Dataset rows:
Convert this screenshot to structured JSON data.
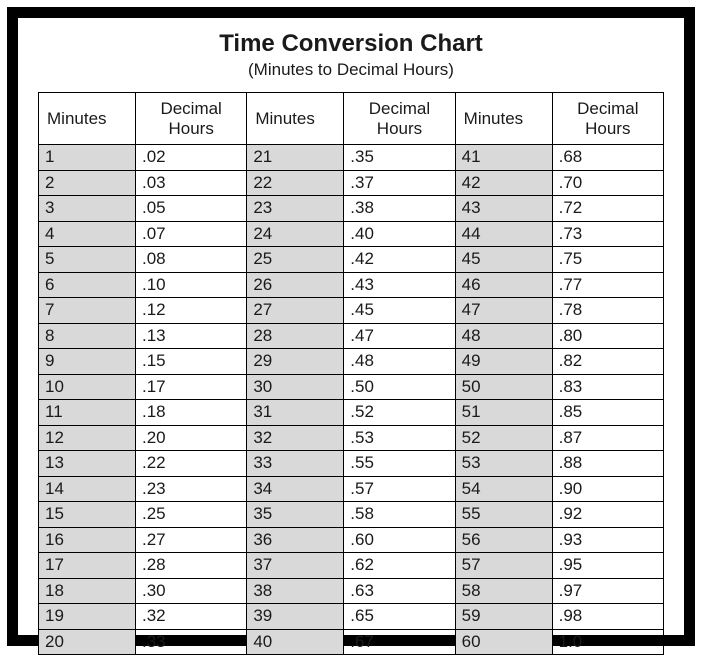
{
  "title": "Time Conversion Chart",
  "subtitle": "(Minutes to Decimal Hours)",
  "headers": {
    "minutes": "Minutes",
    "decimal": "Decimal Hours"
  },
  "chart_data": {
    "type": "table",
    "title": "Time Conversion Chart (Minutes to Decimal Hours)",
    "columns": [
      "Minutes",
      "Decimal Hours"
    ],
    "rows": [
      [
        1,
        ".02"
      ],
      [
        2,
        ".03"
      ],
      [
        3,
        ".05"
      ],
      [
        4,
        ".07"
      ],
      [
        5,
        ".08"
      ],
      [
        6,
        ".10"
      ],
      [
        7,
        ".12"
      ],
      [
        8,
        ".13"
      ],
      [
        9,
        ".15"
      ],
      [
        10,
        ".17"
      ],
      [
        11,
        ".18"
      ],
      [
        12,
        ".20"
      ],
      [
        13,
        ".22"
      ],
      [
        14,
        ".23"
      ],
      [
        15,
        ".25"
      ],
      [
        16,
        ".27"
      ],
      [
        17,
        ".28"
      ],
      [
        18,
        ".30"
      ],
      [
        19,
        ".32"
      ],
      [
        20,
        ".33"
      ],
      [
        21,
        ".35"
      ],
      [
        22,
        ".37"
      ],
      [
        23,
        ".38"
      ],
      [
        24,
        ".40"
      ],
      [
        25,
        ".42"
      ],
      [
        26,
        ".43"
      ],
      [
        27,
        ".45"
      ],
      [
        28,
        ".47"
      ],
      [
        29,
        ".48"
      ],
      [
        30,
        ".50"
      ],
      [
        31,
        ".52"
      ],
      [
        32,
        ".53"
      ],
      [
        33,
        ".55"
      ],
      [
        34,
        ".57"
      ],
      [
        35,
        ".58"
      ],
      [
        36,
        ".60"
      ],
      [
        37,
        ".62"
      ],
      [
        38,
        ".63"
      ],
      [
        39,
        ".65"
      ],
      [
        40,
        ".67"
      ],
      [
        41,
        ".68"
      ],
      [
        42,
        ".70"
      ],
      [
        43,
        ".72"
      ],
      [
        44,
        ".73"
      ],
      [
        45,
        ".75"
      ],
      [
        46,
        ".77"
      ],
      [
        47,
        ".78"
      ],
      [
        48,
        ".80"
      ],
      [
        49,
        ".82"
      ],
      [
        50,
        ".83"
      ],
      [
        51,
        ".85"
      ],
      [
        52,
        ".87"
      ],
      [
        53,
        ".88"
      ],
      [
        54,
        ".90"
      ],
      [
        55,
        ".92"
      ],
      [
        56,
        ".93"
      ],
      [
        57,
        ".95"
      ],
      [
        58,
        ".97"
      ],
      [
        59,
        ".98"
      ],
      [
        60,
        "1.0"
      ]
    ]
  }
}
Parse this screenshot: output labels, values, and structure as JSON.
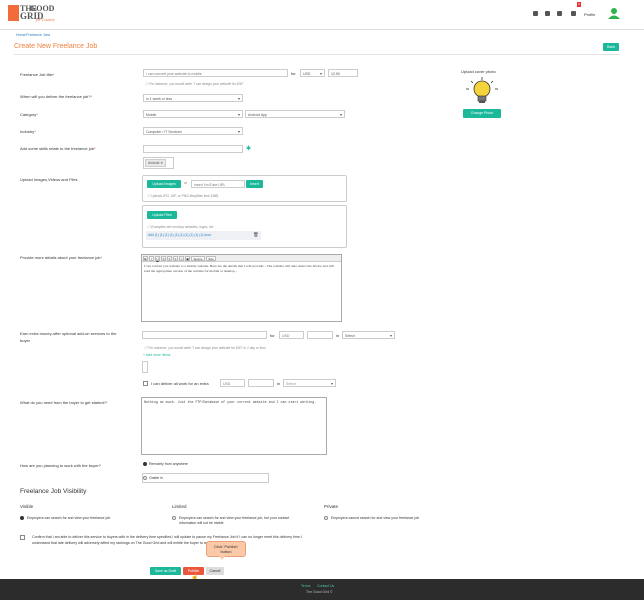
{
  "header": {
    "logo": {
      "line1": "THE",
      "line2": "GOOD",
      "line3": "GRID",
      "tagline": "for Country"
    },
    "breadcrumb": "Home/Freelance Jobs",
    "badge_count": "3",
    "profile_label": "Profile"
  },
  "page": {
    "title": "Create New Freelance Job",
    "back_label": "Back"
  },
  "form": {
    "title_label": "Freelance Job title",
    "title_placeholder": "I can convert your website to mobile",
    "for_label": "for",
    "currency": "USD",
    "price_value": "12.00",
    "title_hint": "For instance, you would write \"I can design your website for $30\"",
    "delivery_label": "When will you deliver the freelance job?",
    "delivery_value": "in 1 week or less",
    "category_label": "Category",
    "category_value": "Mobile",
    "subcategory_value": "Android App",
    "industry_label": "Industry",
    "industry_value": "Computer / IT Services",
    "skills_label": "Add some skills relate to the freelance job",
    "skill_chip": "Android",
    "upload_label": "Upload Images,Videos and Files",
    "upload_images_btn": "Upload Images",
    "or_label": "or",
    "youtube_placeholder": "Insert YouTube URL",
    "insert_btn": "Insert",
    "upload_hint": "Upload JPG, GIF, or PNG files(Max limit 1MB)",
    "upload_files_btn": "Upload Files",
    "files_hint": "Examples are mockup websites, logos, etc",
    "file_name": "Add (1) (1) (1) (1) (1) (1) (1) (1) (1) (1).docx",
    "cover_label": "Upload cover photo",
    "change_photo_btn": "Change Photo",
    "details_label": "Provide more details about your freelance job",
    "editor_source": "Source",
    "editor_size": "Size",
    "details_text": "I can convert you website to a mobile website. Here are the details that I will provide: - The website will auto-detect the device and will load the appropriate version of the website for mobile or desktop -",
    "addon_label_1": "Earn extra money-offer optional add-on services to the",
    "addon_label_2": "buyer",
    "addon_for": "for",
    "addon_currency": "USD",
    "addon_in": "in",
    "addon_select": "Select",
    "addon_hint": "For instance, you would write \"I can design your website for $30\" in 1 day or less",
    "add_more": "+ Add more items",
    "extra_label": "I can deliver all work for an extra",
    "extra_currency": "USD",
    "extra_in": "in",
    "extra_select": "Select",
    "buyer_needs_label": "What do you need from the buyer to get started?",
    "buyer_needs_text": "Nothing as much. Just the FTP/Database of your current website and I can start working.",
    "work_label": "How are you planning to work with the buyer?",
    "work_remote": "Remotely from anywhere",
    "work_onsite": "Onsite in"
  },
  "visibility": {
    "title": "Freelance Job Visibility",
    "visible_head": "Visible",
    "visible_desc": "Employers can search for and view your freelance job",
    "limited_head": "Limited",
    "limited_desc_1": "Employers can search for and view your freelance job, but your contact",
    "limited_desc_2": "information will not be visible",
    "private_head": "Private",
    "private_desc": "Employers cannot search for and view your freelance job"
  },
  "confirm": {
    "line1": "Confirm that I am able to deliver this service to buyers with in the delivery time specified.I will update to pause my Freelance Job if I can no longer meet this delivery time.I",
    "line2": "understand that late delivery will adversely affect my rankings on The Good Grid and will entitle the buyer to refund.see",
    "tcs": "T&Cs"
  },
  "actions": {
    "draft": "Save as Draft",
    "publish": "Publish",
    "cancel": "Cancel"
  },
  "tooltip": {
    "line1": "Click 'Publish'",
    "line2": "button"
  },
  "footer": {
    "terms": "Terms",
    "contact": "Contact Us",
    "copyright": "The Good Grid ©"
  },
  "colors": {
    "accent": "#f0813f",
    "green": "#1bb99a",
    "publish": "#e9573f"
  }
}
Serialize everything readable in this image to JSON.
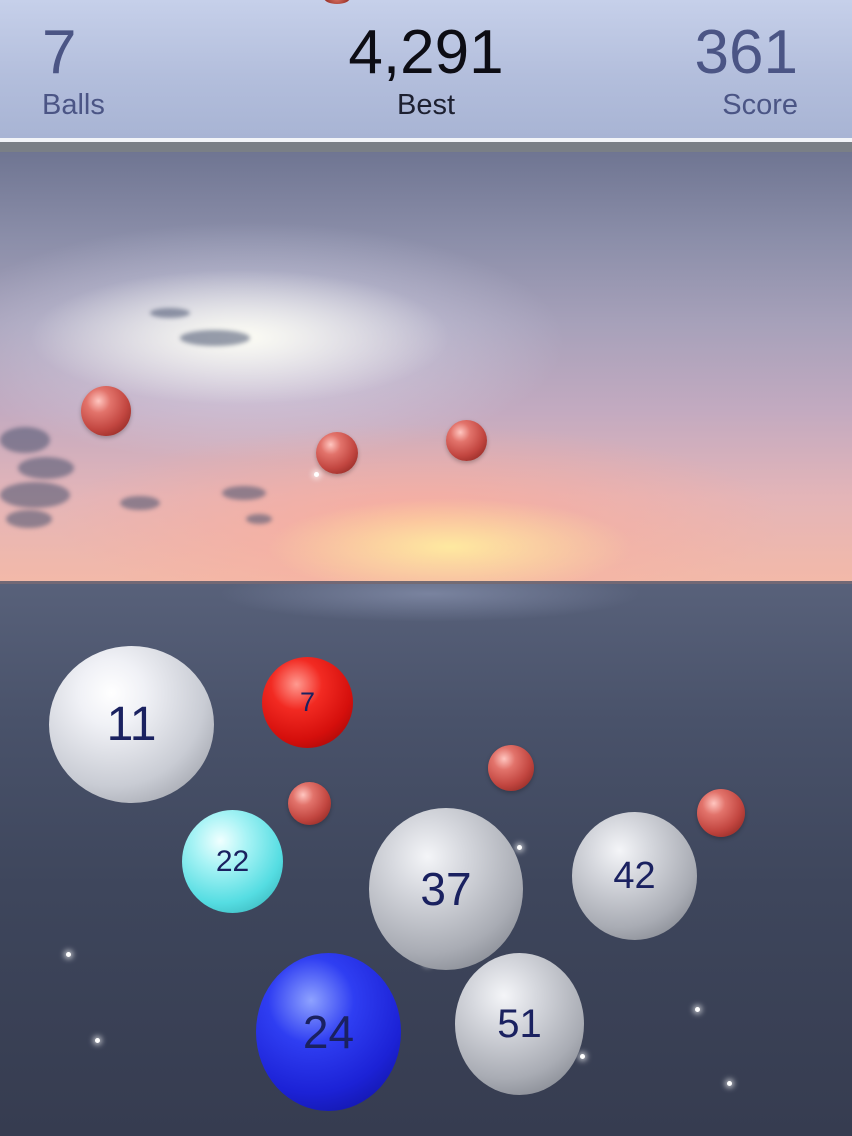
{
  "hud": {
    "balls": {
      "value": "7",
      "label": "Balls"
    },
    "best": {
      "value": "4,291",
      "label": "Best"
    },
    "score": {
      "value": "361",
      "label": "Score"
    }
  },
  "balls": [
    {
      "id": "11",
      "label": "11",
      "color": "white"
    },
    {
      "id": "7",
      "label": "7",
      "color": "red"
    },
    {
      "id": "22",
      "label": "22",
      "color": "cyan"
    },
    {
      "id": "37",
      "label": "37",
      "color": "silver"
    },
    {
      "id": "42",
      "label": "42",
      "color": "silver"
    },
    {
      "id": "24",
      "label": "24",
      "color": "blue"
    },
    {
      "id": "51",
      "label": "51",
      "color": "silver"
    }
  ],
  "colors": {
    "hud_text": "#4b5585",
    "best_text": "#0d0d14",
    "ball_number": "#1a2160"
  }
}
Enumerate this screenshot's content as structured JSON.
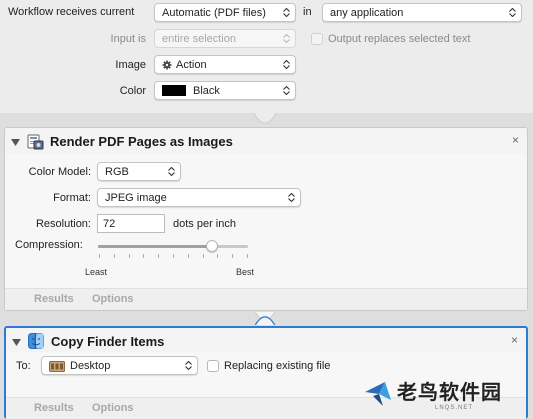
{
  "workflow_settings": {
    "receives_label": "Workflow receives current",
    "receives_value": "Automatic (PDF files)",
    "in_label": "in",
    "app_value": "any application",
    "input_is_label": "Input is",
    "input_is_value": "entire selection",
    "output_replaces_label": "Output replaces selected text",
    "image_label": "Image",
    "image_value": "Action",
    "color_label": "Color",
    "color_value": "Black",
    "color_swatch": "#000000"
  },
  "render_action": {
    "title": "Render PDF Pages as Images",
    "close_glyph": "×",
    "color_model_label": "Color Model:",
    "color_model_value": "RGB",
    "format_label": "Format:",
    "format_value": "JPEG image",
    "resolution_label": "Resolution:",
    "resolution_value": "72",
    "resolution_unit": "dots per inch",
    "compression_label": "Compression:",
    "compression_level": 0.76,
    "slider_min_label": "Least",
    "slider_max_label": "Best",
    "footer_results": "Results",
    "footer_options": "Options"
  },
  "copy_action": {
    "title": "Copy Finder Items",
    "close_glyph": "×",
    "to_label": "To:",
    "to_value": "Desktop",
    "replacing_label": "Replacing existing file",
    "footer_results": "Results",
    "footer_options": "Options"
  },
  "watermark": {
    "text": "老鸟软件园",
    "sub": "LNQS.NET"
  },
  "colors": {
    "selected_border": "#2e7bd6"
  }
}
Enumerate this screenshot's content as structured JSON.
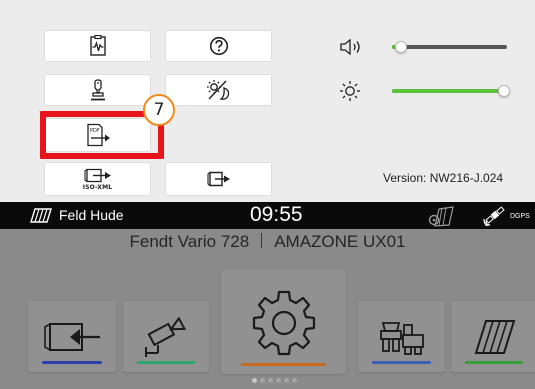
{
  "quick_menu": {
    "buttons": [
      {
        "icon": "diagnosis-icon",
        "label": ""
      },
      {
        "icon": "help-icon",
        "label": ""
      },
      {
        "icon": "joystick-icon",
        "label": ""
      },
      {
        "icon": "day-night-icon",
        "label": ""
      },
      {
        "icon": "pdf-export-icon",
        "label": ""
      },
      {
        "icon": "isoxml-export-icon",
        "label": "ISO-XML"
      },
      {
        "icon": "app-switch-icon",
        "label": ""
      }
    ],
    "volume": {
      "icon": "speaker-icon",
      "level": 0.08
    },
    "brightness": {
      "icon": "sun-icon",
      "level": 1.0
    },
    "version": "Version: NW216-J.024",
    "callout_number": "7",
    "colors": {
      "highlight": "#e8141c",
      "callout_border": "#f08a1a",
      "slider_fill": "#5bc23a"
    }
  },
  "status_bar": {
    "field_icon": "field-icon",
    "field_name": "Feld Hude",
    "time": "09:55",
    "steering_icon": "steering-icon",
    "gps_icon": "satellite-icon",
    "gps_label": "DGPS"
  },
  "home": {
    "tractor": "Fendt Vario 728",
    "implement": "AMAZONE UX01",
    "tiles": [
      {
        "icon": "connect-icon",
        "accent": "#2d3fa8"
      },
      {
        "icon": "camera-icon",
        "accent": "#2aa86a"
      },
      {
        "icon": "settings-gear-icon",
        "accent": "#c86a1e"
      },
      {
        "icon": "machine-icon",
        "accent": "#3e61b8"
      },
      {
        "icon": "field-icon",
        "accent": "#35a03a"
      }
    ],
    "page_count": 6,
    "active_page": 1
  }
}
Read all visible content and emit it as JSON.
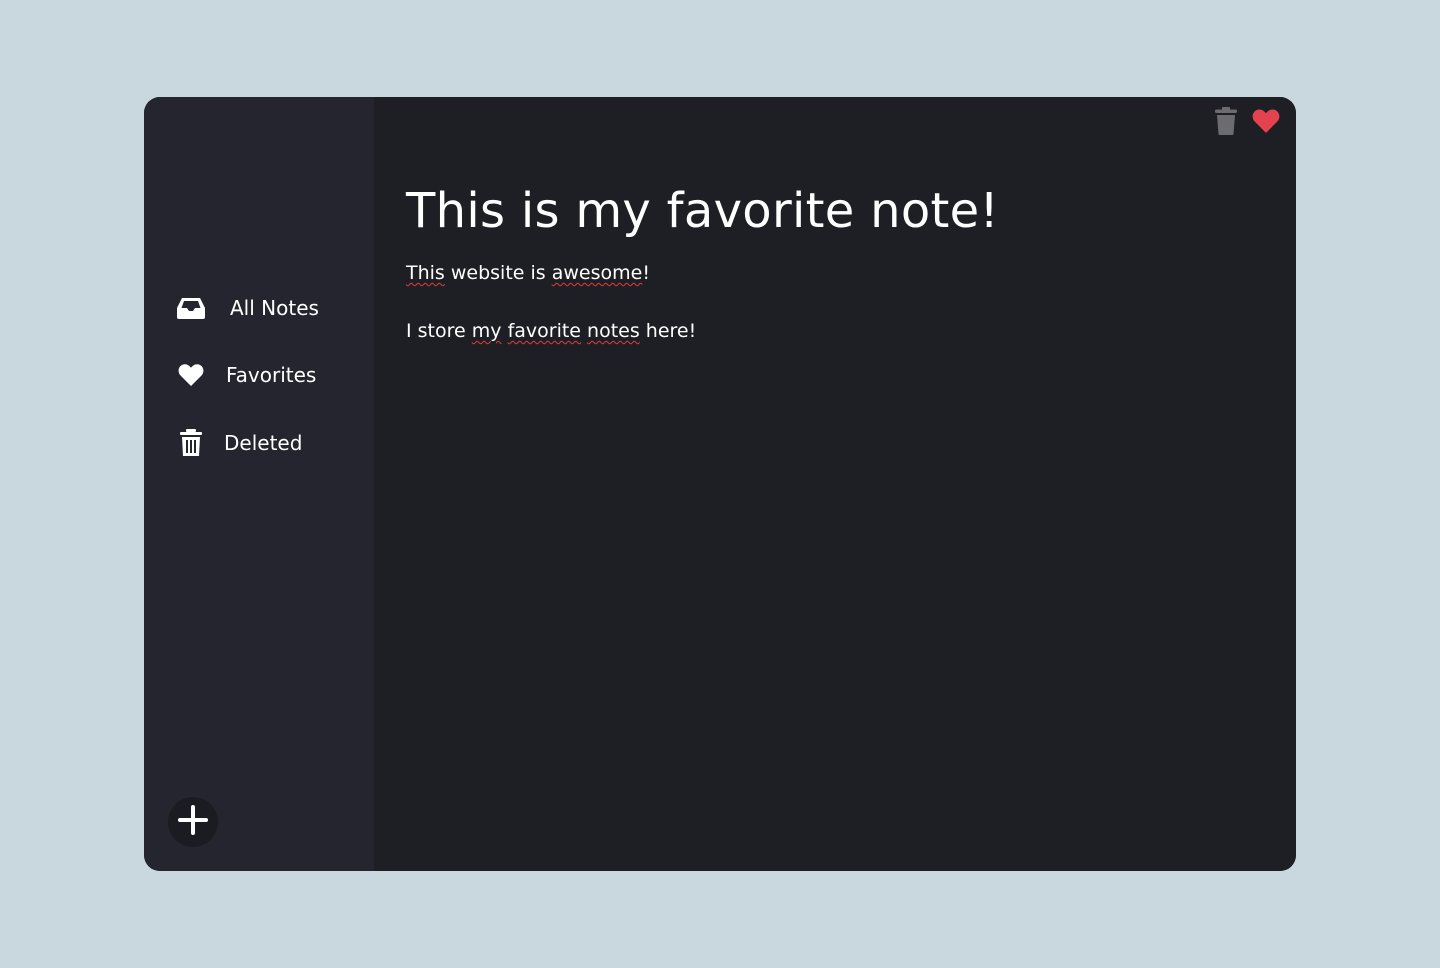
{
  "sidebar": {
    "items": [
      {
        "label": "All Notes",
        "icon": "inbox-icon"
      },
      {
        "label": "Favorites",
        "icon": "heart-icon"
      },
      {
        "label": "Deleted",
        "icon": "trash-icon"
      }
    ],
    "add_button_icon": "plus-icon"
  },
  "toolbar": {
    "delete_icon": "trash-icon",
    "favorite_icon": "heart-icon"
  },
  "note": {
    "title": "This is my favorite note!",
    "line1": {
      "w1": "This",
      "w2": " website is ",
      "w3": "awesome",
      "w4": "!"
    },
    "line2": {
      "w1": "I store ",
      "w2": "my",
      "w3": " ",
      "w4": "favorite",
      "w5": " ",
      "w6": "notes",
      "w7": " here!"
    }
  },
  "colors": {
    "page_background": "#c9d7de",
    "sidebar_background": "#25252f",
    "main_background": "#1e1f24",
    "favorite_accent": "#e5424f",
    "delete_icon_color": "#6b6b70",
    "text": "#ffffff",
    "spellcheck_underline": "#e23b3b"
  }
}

**Brief:** Check each line above for "Hours" and return the ones that have it.

**Written response:**
  "subtitle": "(Minutes to Decimal Hours)",
    "decimal": "Decimal Hours"
    "title": "Time Conversion Chart (Minutes to Decimal Hours)",
      "Decimal Hours"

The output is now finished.